[Available data]
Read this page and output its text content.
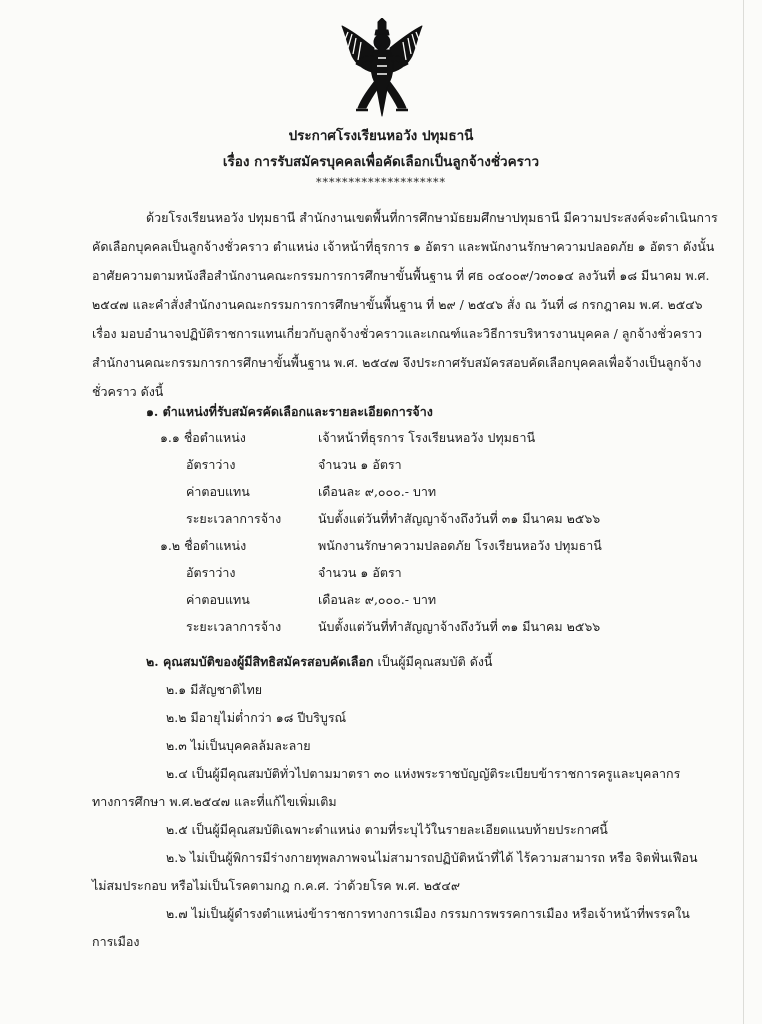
ประกาศโรงเรียนหอวัง ปทุมธานี
เรื่อง การรับสมัครบุคคลเพื่อคัดเลือกเป็นลูกจ้างชั่วคราว
********************
ด้วยโรงเรียนหอวัง ปทุมธานี สำนักงานเขตพื้นที่การศึกษามัธยมศึกษาปทุมธานี มีความประสงค์จะดำเนินการ
คัดเลือกบุคคลเป็นลูกจ้างชั่วคราว ตำแหน่ง เจ้าหน้าที่ธุรการ ๑ อัตรา และพนักงานรักษาความปลอดภัย ๑ อัตรา ดังนั้น
อาศัยความตามหนังสือสำนักงานคณะกรรมการการศึกษาขั้นพื้นฐาน ที่ ศธ ๐๔๐๐๙/ว๓๐๑๔ ลงวันที่ ๑๘ มีนาคม พ.ศ.
๒๕๔๗ และคำสั่งสำนักงานคณะกรรมการการศึกษาขั้นพื้นฐาน ที่ ๒๙ / ๒๕๔๖ สั่ง ณ วันที่ ๘ กรกฎาคม พ.ศ. ๒๕๔๖
เรื่อง มอบอำนาจปฏิบัติราชการแทนเกี่ยวกับลูกจ้างชั่วคราวและเกณฑ์และวิธีการบริหารงานบุคคล / ลูกจ้างชั่วคราว
สำนักงานคณะกรรมการการศึกษาขั้นพื้นฐาน พ.ศ. ๒๕๔๗ จึงประกาศรับสมัครสอบคัดเลือกบุคคลเพื่อจ้างเป็นลูกจ้าง
ชั่วคราว ดังนี้
๑. ตำแหน่งที่รับสมัครคัดเลือกและรายละเอียดการจ้าง
๑.๑ ชื่อตำแหน่ง	เจ้าหน้าที่ธุรการ โรงเรียนหอวัง ปทุมธานี
อัตราว่าง	จำนวน ๑ อัตรา
ค่าตอบแทน	เดือนละ ๙,๐๐๐.- บาท
ระยะเวลาการจ้าง	นับตั้งแต่วันที่ทำสัญญาจ้างถึงวันที่ ๓๑ มีนาคม ๒๕๖๖
๑.๒ ชื่อตำแหน่ง	พนักงานรักษาความปลอดภัย โรงเรียนหอวัง ปทุมธานี
อัตราว่าง	จำนวน ๑ อัตรา
ค่าตอบแทน	เดือนละ ๙,๐๐๐.- บาท
ระยะเวลาการจ้าง	นับตั้งแต่วันที่ทำสัญญาจ้างถึงวันที่ ๓๑ มีนาคม ๒๕๖๖
๒. คุณสมบัติของผู้มีสิทธิสมัครสอบคัดเลือก เป็นผู้มีคุณสมบัติ ดังนี้
๒.๑ มีสัญชาติไทย
๒.๒ มีอายุไม่ต่ำกว่า ๑๘ ปีบริบูรณ์
๒.๓ ไม่เป็นบุคคลล้มละลาย
๒.๔ เป็นผู้มีคุณสมบัติทั่วไปตามมาตรา ๓๐ แห่งพระราชบัญญัติระเบียบข้าราชการครูและบุคลากร
ทางการศึกษา พ.ศ.๒๕๔๗ และที่แก้ไขเพิ่มเติม
๒.๕ เป็นผู้มีคุณสมบัติเฉพาะตำแหน่ง ตามที่ระบุไว้ในรายละเอียดแนบท้ายประกาศนี้
๒.๖ ไม่เป็นผู้พิการมีร่างกายทุพลภาพจนไม่สามารถปฏิบัติหน้าที่ได้ ไร้ความสามารถ หรือ จิตฟั่นเฟือน
ไม่สมประกอบ หรือไม่เป็นโรคตามกฎ ก.ค.ศ. ว่าด้วยโรค พ.ศ. ๒๕๔๙
๒.๗ ไม่เป็นผู้ดำรงตำแหน่งข้าราชการทางการเมือง กรรมการพรรคการเมือง หรือเจ้าหน้าที่พรรคใน
การเมือง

[Required work] Which lines include the word "นฐาน"? List them all.

[Complete output]
อาศัยความตามหนังสือสำนักงานคณะกรรมการการศึกษาขั้นพื้นฐาน ที่ ศธ ๐๔๐๐๙/ว๓๐๑๔ ลงวันที่ ๑๘ มีนาคม พ.ศ.
๒๕๔๗ และคำสั่งสำนักงานคณะกรรมการการศึกษาขั้นพื้นฐาน ที่ ๒๙ / ๒๕๔๖ สั่ง ณ วันที่ ๘ กรกฎาคม พ.ศ. ๒๕๔๖
สำนักงานคณะกรรมการการศึกษาขั้นพื้นฐาน พ.ศ. ๒๕๔๗ จึงประกาศรับสมัครสอบคัดเลือกบุคคลเพื่อจ้างเป็นลูกจ้าง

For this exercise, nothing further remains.